Work to do: Pictures aside, repeat every entry exactly.

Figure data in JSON
▽
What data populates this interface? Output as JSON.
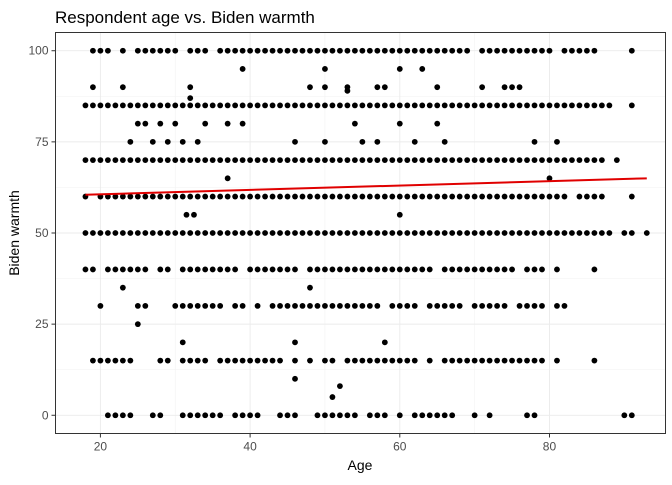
{
  "chart_data": {
    "type": "scatter",
    "title": "Respondent age vs. Biden warmth",
    "xlabel": "Age",
    "ylabel": "Biden warmth",
    "xlim": [
      14,
      95.5
    ],
    "ylim": [
      -5,
      105
    ],
    "x_ticks": [
      20,
      40,
      60,
      80
    ],
    "y_ticks": [
      0,
      25,
      50,
      75,
      100
    ],
    "grid": true,
    "colors": {
      "points": "#000000",
      "trend": "#e00000"
    },
    "trend_line": {
      "x": [
        18,
        93
      ],
      "y": [
        60.5,
        65
      ]
    },
    "rows": [
      {
        "y": 100,
        "x": [
          19,
          20,
          21,
          23,
          25,
          26,
          27,
          28,
          29,
          30,
          32,
          33,
          34,
          36,
          37,
          38,
          39,
          40,
          41,
          42,
          43,
          44,
          45,
          46,
          47,
          48,
          49,
          50,
          51,
          52,
          53,
          54,
          55,
          56,
          57,
          58,
          59,
          60,
          61,
          62,
          63,
          64,
          65,
          66,
          67,
          68,
          69,
          71,
          72,
          73,
          74,
          75,
          76,
          77,
          78,
          79,
          80,
          82,
          83,
          84,
          85,
          86,
          91
        ]
      },
      {
        "y": 95,
        "x": [
          39,
          50,
          60,
          63
        ]
      },
      {
        "y": 90,
        "x": [
          19,
          23,
          32,
          48,
          50,
          53,
          57,
          58,
          65,
          71,
          74,
          75,
          76
        ]
      },
      {
        "y": 89,
        "x": [
          53
        ]
      },
      {
        "y": 87,
        "x": [
          32
        ]
      },
      {
        "y": 85,
        "x": [
          18,
          19,
          20,
          21,
          22,
          23,
          24,
          25,
          26,
          27,
          28,
          29,
          30,
          31,
          32,
          33,
          34,
          35,
          36,
          37,
          38,
          39,
          40,
          41,
          42,
          43,
          44,
          45,
          46,
          47,
          48,
          49,
          50,
          51,
          52,
          53,
          54,
          55,
          56,
          57,
          58,
          59,
          60,
          61,
          62,
          63,
          64,
          65,
          66,
          67,
          68,
          69,
          70,
          71,
          72,
          73,
          74,
          75,
          76,
          77,
          78,
          79,
          80,
          81,
          82,
          83,
          84,
          85,
          86,
          87,
          88,
          91
        ]
      },
      {
        "y": 80,
        "x": [
          25,
          26,
          28,
          30,
          34,
          37,
          39,
          54,
          60,
          65
        ]
      },
      {
        "y": 75,
        "x": [
          24,
          27,
          29,
          31,
          33,
          46,
          50,
          55,
          57,
          62,
          66,
          78,
          81
        ]
      },
      {
        "y": 70,
        "x": [
          18,
          19,
          20,
          21,
          22,
          23,
          24,
          25,
          26,
          27,
          28,
          29,
          30,
          31,
          32,
          33,
          34,
          35,
          36,
          37,
          38,
          39,
          40,
          41,
          42,
          43,
          44,
          45,
          46,
          47,
          48,
          49,
          50,
          51,
          52,
          53,
          54,
          55,
          56,
          57,
          58,
          59,
          60,
          61,
          62,
          63,
          64,
          65,
          66,
          67,
          68,
          69,
          70,
          71,
          72,
          73,
          74,
          75,
          76,
          77,
          78,
          79,
          80,
          81,
          82,
          83,
          84,
          85,
          86,
          87,
          89
        ]
      },
      {
        "y": 65,
        "x": [
          37,
          80
        ]
      },
      {
        "y": 60,
        "x": [
          18,
          20,
          21,
          22,
          23,
          24,
          25,
          26,
          27,
          28,
          29,
          30,
          31,
          32,
          33,
          34,
          35,
          36,
          37,
          38,
          39,
          40,
          41,
          42,
          43,
          44,
          45,
          46,
          47,
          48,
          49,
          50,
          51,
          52,
          53,
          54,
          55,
          56,
          57,
          58,
          59,
          60,
          61,
          62,
          63,
          64,
          65,
          66,
          67,
          68,
          69,
          70,
          71,
          72,
          73,
          74,
          75,
          76,
          77,
          78,
          79,
          80,
          81,
          82,
          84,
          85,
          86,
          87,
          91
        ]
      },
      {
        "y": 55,
        "x": [
          31.5,
          32.5,
          60
        ]
      },
      {
        "y": 50,
        "x": [
          18,
          19,
          20,
          21,
          22,
          23,
          24,
          25,
          26,
          27,
          28,
          29,
          30,
          31,
          32,
          33,
          34,
          35,
          36,
          37,
          38,
          39,
          40,
          41,
          42,
          43,
          44,
          45,
          46,
          47,
          48,
          49,
          50,
          51,
          52,
          53,
          54,
          55,
          56,
          57,
          58,
          59,
          60,
          61,
          62,
          63,
          64,
          65,
          66,
          67,
          68,
          69,
          70,
          71,
          72,
          73,
          74,
          75,
          76,
          77,
          78,
          79,
          80,
          81,
          82,
          83,
          84,
          85,
          86,
          87,
          88,
          90,
          91,
          93
        ]
      },
      {
        "y": 40,
        "x": [
          18,
          19,
          21,
          22,
          23,
          24,
          25,
          26,
          28,
          29,
          31,
          32,
          33,
          34,
          35,
          36,
          37,
          38,
          40,
          41,
          42,
          43,
          44,
          45,
          46,
          48,
          49,
          50,
          51,
          52,
          53,
          54,
          55,
          56,
          57,
          58,
          59,
          60,
          61,
          62,
          63,
          64,
          66,
          67,
          68,
          69,
          70,
          71,
          72,
          73,
          74,
          75,
          77,
          78,
          79,
          81,
          86
        ]
      },
      {
        "y": 35,
        "x": [
          23,
          48
        ]
      },
      {
        "y": 30,
        "x": [
          20,
          25,
          26,
          30,
          31,
          32,
          33,
          34,
          35,
          36,
          38,
          39,
          41,
          43,
          44,
          45,
          46,
          47,
          48,
          49,
          50,
          51,
          52,
          53,
          54,
          55,
          56,
          57,
          59,
          60,
          61,
          62,
          64,
          65,
          66,
          67,
          68,
          70,
          71,
          72,
          73,
          74,
          76,
          77,
          78,
          79,
          81,
          82
        ]
      },
      {
        "y": 25,
        "x": [
          25
        ]
      },
      {
        "y": 20,
        "x": [
          31,
          46,
          58
        ]
      },
      {
        "y": 15,
        "x": [
          19,
          20,
          21,
          22,
          23,
          24,
          28,
          29,
          31,
          32,
          33,
          34,
          36,
          37,
          38,
          39,
          40,
          41,
          42,
          43,
          44,
          46,
          48,
          50,
          51,
          53,
          54,
          55,
          56,
          57,
          58,
          59,
          60,
          61,
          62,
          64,
          66,
          67,
          68,
          69,
          70,
          71,
          72,
          73,
          74,
          75,
          76,
          77,
          78,
          79,
          81,
          86
        ]
      },
      {
        "y": 10,
        "x": [
          46
        ]
      },
      {
        "y": 8,
        "x": [
          52
        ]
      },
      {
        "y": 5,
        "x": [
          51
        ]
      },
      {
        "y": 0,
        "x": [
          21,
          22,
          23,
          24,
          27,
          28,
          31,
          32,
          33,
          34,
          35,
          36,
          38,
          39,
          40,
          41,
          44,
          45,
          46,
          49,
          50,
          51,
          52,
          53,
          54,
          56,
          57,
          58,
          60,
          62,
          63,
          64,
          65,
          66,
          67,
          70,
          72,
          77,
          78,
          90,
          91
        ]
      }
    ]
  }
}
△
Result of the exercise:
What data populates this interface? Output as JSON.
{
  "chart_data": {
    "type": "scatter",
    "title": "Respondent age vs. Biden warmth",
    "xlabel": "Age",
    "ylabel": "Biden warmth",
    "xlim": [
      14,
      95.5
    ],
    "ylim": [
      -5,
      105
    ],
    "x_ticks": [
      20,
      40,
      60,
      80
    ],
    "y_ticks": [
      0,
      25,
      50,
      75,
      100
    ],
    "grid": true,
    "colors": {
      "points": "#000000",
      "trend": "#e00000"
    },
    "trend_line": {
      "x": [
        18,
        93
      ],
      "y": [
        60.5,
        65
      ]
    },
    "rows": [
      {
        "y": 100,
        "x": [
          19,
          20,
          21,
          23,
          25,
          26,
          27,
          28,
          29,
          30,
          32,
          33,
          34,
          36,
          37,
          38,
          39,
          40,
          41,
          42,
          43,
          44,
          45,
          46,
          47,
          48,
          49,
          50,
          51,
          52,
          53,
          54,
          55,
          56,
          57,
          58,
          59,
          60,
          61,
          62,
          63,
          64,
          65,
          66,
          67,
          68,
          69,
          71,
          72,
          73,
          74,
          75,
          76,
          77,
          78,
          79,
          80,
          82,
          83,
          84,
          85,
          86,
          91
        ]
      },
      {
        "y": 95,
        "x": [
          39,
          50,
          60,
          63
        ]
      },
      {
        "y": 90,
        "x": [
          19,
          23,
          32,
          48,
          50,
          53,
          57,
          58,
          65,
          71,
          74,
          75,
          76
        ]
      },
      {
        "y": 89,
        "x": [
          53
        ]
      },
      {
        "y": 87,
        "x": [
          32
        ]
      },
      {
        "y": 85,
        "x": [
          18,
          19,
          20,
          21,
          22,
          23,
          24,
          25,
          26,
          27,
          28,
          29,
          30,
          31,
          32,
          33,
          34,
          35,
          36,
          37,
          38,
          39,
          40,
          41,
          42,
          43,
          44,
          45,
          46,
          47,
          48,
          49,
          50,
          51,
          52,
          53,
          54,
          55,
          56,
          57,
          58,
          59,
          60,
          61,
          62,
          63,
          64,
          65,
          66,
          67,
          68,
          69,
          70,
          71,
          72,
          73,
          74,
          75,
          76,
          77,
          78,
          79,
          80,
          81,
          82,
          83,
          84,
          85,
          86,
          87,
          88,
          91
        ]
      },
      {
        "y": 80,
        "x": [
          25,
          26,
          28,
          30,
          34,
          37,
          39,
          54,
          60,
          65
        ]
      },
      {
        "y": 75,
        "x": [
          24,
          27,
          29,
          31,
          33,
          46,
          50,
          55,
          57,
          62,
          66,
          78,
          81
        ]
      },
      {
        "y": 70,
        "x": [
          18,
          19,
          20,
          21,
          22,
          23,
          24,
          25,
          26,
          27,
          28,
          29,
          30,
          31,
          32,
          33,
          34,
          35,
          36,
          37,
          38,
          39,
          40,
          41,
          42,
          43,
          44,
          45,
          46,
          47,
          48,
          49,
          50,
          51,
          52,
          53,
          54,
          55,
          56,
          57,
          58,
          59,
          60,
          61,
          62,
          63,
          64,
          65,
          66,
          67,
          68,
          69,
          70,
          71,
          72,
          73,
          74,
          75,
          76,
          77,
          78,
          79,
          80,
          81,
          82,
          83,
          84,
          85,
          86,
          87,
          89
        ]
      },
      {
        "y": 65,
        "x": [
          37,
          80
        ]
      },
      {
        "y": 60,
        "x": [
          18,
          20,
          21,
          22,
          23,
          24,
          25,
          26,
          27,
          28,
          29,
          30,
          31,
          32,
          33,
          34,
          35,
          36,
          37,
          38,
          39,
          40,
          41,
          42,
          43,
          44,
          45,
          46,
          47,
          48,
          49,
          50,
          51,
          52,
          53,
          54,
          55,
          56,
          57,
          58,
          59,
          60,
          61,
          62,
          63,
          64,
          65,
          66,
          67,
          68,
          69,
          70,
          71,
          72,
          73,
          74,
          75,
          76,
          77,
          78,
          79,
          80,
          81,
          82,
          84,
          85,
          86,
          87,
          91
        ]
      },
      {
        "y": 55,
        "x": [
          31.5,
          32.5,
          60
        ]
      },
      {
        "y": 50,
        "x": [
          18,
          19,
          20,
          21,
          22,
          23,
          24,
          25,
          26,
          27,
          28,
          29,
          30,
          31,
          32,
          33,
          34,
          35,
          36,
          37,
          38,
          39,
          40,
          41,
          42,
          43,
          44,
          45,
          46,
          47,
          48,
          49,
          50,
          51,
          52,
          53,
          54,
          55,
          56,
          57,
          58,
          59,
          60,
          61,
          62,
          63,
          64,
          65,
          66,
          67,
          68,
          69,
          70,
          71,
          72,
          73,
          74,
          75,
          76,
          77,
          78,
          79,
          80,
          81,
          82,
          83,
          84,
          85,
          86,
          87,
          88,
          90,
          91,
          93
        ]
      },
      {
        "y": 40,
        "x": [
          18,
          19,
          21,
          22,
          23,
          24,
          25,
          26,
          28,
          29,
          31,
          32,
          33,
          34,
          35,
          36,
          37,
          38,
          40,
          41,
          42,
          43,
          44,
          45,
          46,
          48,
          49,
          50,
          51,
          52,
          53,
          54,
          55,
          56,
          57,
          58,
          59,
          60,
          61,
          62,
          63,
          64,
          66,
          67,
          68,
          69,
          70,
          71,
          72,
          73,
          74,
          75,
          77,
          78,
          79,
          81,
          86
        ]
      },
      {
        "y": 35,
        "x": [
          23,
          48
        ]
      },
      {
        "y": 30,
        "x": [
          20,
          25,
          26,
          30,
          31,
          32,
          33,
          34,
          35,
          36,
          38,
          39,
          41,
          43,
          44,
          45,
          46,
          47,
          48,
          49,
          50,
          51,
          52,
          53,
          54,
          55,
          56,
          57,
          59,
          60,
          61,
          62,
          64,
          65,
          66,
          67,
          68,
          70,
          71,
          72,
          73,
          74,
          76,
          77,
          78,
          79,
          81,
          82
        ]
      },
      {
        "y": 25,
        "x": [
          25
        ]
      },
      {
        "y": 20,
        "x": [
          31,
          46,
          58
        ]
      },
      {
        "y": 15,
        "x": [
          19,
          20,
          21,
          22,
          23,
          24,
          28,
          29,
          31,
          32,
          33,
          34,
          36,
          37,
          38,
          39,
          40,
          41,
          42,
          43,
          44,
          46,
          48,
          50,
          51,
          53,
          54,
          55,
          56,
          57,
          58,
          59,
          60,
          61,
          62,
          64,
          66,
          67,
          68,
          69,
          70,
          71,
          72,
          73,
          74,
          75,
          76,
          77,
          78,
          79,
          81,
          86
        ]
      },
      {
        "y": 10,
        "x": [
          46
        ]
      },
      {
        "y": 8,
        "x": [
          52
        ]
      },
      {
        "y": 5,
        "x": [
          51
        ]
      },
      {
        "y": 0,
        "x": [
          21,
          22,
          23,
          24,
          27,
          28,
          31,
          32,
          33,
          34,
          35,
          36,
          38,
          39,
          40,
          41,
          44,
          45,
          46,
          49,
          50,
          51,
          52,
          53,
          54,
          56,
          57,
          58,
          60,
          62,
          63,
          64,
          65,
          66,
          67,
          70,
          72,
          77,
          78,
          90,
          91
        ]
      }
    ]
  }
}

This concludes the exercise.